*GOAL OF THE EXERCISE*
Which lines hold the word "Elastic"? Show each of them.

Items from a dataset:
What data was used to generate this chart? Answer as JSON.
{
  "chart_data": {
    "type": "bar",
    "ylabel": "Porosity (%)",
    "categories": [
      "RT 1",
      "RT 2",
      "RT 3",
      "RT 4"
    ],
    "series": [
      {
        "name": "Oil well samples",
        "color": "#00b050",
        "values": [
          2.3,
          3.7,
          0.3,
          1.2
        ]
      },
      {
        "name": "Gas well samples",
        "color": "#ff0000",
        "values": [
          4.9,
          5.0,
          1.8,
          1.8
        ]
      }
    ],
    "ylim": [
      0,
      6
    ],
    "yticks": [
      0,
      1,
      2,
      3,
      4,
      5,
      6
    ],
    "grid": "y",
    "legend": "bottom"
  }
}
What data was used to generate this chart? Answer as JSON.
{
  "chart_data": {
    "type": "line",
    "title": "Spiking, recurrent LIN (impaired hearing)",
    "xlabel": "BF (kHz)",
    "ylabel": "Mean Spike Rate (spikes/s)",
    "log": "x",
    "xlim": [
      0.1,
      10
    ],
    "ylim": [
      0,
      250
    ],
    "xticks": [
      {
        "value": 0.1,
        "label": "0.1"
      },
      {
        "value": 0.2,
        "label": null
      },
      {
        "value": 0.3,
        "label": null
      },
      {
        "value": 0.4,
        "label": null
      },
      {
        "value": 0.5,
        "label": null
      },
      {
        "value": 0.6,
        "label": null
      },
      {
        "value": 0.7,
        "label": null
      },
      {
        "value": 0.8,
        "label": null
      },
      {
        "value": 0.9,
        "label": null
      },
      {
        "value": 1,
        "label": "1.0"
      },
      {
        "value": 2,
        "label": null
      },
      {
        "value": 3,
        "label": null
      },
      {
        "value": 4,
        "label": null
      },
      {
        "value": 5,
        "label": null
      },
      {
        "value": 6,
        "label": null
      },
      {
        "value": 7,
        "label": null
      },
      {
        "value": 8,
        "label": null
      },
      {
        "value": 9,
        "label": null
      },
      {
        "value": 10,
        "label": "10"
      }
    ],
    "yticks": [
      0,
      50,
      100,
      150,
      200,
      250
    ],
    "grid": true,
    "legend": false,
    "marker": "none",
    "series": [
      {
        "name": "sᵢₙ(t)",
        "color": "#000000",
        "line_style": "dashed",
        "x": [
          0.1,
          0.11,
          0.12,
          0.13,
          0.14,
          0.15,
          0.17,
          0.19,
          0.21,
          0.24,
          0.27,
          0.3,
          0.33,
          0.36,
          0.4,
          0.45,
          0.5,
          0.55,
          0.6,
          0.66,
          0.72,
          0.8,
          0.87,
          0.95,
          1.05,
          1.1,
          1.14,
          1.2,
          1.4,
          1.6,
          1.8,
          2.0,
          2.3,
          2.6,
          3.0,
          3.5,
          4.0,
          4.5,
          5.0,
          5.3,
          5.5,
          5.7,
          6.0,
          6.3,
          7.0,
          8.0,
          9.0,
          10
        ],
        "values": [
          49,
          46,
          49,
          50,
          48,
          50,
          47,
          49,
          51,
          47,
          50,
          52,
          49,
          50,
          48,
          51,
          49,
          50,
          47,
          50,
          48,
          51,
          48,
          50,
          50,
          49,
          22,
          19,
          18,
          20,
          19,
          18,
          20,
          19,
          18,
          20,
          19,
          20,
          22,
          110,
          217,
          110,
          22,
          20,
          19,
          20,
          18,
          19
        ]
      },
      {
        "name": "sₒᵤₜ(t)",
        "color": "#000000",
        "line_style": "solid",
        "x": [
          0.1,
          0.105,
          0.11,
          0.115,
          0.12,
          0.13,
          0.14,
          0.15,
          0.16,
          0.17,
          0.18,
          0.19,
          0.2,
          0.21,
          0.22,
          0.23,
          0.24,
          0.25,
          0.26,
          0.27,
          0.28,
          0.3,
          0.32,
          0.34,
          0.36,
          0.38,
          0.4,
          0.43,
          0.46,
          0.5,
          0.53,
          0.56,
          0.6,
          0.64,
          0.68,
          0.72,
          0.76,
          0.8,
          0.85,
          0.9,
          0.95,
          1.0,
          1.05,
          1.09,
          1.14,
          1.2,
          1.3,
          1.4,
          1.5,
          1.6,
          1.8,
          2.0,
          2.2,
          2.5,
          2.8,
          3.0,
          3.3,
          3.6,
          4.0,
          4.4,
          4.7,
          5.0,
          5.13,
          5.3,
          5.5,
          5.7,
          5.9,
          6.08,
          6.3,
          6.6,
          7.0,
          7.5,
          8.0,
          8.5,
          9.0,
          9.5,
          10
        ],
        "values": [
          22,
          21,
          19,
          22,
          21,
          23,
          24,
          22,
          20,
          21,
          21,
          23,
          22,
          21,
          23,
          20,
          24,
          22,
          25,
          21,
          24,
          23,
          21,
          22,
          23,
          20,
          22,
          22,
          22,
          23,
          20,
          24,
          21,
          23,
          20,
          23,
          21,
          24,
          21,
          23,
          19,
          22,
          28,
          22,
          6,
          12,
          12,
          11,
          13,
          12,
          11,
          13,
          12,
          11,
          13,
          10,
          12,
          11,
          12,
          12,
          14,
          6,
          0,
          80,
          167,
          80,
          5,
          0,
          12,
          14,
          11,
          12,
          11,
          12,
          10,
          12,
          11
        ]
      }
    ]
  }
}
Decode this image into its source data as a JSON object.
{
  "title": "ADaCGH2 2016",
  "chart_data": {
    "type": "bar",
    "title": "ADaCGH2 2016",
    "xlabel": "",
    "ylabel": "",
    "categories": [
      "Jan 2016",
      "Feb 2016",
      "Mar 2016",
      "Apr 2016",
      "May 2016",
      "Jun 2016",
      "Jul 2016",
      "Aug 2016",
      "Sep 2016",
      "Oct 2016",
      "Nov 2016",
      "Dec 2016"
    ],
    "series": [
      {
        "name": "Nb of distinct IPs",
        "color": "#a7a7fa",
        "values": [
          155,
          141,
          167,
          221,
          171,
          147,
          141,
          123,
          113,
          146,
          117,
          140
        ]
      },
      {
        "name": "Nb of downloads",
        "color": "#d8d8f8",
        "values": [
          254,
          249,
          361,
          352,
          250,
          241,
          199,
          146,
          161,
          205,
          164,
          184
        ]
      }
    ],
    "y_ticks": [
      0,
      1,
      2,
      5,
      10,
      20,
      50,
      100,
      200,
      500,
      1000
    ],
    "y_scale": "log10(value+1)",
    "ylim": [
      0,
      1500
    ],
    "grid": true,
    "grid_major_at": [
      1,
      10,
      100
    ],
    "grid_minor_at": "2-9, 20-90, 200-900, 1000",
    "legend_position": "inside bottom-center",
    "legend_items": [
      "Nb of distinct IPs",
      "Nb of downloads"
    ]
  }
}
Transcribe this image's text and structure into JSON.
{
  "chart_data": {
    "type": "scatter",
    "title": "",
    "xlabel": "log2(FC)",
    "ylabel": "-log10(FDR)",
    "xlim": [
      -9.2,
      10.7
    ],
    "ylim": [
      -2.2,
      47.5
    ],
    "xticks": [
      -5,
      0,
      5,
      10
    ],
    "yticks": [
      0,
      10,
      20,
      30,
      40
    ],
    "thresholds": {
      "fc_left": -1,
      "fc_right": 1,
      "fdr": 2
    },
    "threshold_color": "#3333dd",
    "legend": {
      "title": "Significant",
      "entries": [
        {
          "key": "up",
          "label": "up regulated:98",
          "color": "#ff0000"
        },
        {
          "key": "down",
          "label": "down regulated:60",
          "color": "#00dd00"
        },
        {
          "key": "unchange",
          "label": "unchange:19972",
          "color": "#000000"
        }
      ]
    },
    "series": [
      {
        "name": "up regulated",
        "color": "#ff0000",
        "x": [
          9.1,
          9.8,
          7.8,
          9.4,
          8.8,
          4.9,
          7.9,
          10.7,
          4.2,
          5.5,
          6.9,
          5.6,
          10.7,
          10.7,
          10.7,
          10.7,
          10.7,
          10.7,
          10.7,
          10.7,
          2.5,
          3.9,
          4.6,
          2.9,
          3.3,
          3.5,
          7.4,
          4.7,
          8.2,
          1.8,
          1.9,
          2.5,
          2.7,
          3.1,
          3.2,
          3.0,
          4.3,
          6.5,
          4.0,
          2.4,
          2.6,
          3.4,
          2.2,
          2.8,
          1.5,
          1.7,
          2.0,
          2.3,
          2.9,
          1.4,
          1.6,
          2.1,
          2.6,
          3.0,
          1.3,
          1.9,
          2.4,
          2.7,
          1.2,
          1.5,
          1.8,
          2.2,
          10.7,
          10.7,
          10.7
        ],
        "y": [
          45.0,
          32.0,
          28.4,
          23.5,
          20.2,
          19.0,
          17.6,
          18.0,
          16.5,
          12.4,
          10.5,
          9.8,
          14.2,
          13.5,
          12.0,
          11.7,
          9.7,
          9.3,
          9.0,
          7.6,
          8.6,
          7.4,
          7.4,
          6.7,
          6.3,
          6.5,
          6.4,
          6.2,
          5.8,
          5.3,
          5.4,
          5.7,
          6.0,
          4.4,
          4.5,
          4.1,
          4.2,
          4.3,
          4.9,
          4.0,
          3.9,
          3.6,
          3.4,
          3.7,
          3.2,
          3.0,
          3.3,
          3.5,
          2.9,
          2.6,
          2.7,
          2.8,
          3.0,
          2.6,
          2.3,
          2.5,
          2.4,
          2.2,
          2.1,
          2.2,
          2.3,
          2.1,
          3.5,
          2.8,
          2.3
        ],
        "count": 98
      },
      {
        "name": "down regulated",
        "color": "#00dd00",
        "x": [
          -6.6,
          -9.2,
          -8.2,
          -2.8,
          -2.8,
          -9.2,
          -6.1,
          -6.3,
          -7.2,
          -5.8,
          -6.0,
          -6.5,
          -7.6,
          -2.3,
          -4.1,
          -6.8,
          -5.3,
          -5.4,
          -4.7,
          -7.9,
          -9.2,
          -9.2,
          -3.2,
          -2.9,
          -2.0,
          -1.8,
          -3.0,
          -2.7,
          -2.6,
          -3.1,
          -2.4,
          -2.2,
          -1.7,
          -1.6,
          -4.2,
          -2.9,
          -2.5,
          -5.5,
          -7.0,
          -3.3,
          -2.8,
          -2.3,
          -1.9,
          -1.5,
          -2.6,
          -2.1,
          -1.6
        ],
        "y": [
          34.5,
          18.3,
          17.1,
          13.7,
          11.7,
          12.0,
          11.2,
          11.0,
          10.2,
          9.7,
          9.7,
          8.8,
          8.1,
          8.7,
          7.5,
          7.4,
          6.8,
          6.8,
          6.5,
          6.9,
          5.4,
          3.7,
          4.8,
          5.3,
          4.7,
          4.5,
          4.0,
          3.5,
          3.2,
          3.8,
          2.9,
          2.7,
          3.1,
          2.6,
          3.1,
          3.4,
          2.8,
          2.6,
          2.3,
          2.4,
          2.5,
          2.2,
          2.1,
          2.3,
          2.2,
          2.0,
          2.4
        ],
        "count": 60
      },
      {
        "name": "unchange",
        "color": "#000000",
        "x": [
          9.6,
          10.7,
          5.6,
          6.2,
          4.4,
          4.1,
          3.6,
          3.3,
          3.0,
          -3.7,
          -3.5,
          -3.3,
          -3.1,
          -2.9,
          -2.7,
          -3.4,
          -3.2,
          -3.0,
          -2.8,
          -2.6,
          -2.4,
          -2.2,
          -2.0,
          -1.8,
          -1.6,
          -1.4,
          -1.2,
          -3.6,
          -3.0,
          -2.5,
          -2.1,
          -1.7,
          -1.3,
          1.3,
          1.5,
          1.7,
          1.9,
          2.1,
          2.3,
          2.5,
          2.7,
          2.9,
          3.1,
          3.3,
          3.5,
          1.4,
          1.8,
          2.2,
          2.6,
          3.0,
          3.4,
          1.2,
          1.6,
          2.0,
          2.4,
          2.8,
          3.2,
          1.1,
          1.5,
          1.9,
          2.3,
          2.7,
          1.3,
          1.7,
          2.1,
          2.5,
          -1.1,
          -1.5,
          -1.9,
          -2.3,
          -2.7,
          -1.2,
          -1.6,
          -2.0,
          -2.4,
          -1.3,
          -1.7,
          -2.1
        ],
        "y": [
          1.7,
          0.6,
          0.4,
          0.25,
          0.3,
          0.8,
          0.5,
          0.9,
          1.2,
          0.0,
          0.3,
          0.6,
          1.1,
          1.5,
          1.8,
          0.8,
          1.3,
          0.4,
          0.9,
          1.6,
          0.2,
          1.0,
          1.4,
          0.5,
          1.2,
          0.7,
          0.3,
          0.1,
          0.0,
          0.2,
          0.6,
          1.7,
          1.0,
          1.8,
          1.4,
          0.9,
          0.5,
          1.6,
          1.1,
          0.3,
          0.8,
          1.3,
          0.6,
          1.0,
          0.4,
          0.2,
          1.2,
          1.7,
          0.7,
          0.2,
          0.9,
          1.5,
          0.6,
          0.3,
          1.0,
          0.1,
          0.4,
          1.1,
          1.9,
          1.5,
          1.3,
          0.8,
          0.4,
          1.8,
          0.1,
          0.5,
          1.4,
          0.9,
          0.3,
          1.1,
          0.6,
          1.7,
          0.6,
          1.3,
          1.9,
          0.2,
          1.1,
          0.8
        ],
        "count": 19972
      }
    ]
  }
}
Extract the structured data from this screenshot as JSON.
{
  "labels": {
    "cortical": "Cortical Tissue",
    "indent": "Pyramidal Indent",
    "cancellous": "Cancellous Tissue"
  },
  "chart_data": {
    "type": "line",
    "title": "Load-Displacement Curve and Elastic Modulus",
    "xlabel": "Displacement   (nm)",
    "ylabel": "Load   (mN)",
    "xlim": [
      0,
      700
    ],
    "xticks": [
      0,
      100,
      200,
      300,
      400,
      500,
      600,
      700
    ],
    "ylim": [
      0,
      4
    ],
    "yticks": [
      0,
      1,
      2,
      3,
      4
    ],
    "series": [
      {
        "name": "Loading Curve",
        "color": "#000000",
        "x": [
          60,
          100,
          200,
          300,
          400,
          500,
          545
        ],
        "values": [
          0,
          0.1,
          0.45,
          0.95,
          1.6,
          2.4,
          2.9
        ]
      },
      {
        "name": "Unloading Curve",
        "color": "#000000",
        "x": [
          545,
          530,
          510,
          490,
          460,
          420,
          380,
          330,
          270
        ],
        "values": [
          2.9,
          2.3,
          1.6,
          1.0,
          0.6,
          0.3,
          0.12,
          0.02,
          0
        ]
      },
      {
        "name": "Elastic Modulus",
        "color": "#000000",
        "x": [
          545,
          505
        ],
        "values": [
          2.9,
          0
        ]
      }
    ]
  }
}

*EXERCISE SOLUTION*
    "title": "Load-Displacement Curve and Elastic Modulus",
        "name": "Elastic Modulus",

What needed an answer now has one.